Exercise details: Pick out all lines of the entries that include the word "petits" and copy them.

Exercise material:
====
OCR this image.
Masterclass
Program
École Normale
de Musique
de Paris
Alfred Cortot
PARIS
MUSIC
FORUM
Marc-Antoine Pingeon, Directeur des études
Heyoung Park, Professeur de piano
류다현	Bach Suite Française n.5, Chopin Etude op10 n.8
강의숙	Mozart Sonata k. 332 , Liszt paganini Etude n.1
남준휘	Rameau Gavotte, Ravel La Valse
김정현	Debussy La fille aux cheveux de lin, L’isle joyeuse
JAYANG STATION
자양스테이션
====
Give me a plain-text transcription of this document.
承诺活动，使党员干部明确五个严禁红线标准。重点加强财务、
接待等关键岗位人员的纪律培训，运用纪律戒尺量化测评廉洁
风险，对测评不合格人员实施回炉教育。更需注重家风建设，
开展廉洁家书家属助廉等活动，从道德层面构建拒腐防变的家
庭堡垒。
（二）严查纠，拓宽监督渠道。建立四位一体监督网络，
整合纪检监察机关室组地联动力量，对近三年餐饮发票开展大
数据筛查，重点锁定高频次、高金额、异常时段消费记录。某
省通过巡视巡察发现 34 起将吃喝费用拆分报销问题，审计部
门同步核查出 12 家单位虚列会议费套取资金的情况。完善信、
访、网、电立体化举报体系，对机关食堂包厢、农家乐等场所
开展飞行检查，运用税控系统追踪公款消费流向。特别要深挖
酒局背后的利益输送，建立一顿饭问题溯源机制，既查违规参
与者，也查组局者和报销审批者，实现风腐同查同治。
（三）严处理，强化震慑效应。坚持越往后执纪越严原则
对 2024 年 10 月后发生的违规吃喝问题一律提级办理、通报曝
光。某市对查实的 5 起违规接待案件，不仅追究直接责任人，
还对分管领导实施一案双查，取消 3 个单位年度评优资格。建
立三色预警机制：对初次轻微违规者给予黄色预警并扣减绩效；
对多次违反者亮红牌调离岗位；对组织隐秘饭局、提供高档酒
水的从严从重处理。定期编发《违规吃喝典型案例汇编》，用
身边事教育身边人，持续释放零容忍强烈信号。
====
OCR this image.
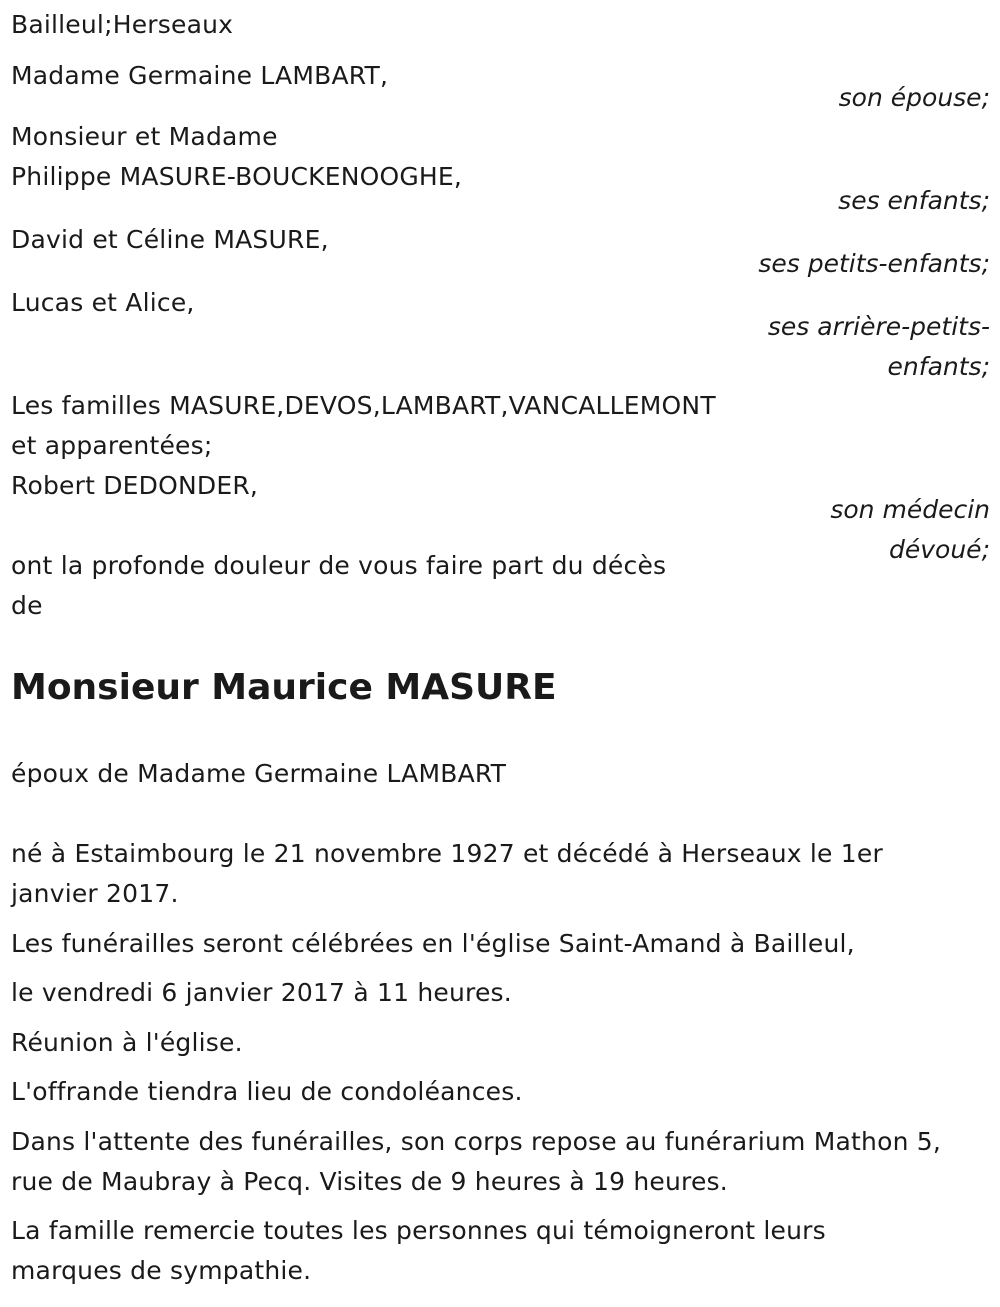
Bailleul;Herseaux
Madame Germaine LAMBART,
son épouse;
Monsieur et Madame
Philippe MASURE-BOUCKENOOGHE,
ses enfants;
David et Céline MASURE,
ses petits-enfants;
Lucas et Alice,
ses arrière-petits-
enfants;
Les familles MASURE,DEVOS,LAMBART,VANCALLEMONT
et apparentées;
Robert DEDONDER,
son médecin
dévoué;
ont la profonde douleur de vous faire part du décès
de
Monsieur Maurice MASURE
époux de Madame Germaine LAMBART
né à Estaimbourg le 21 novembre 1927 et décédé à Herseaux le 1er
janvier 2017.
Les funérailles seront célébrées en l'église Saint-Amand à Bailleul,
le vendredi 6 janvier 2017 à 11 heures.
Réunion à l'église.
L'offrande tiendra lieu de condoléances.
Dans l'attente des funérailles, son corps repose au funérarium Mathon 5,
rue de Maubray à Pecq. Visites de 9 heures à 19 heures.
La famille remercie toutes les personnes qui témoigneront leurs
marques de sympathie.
====
Reply:
ses petits-enfants;
ses arrière-petits-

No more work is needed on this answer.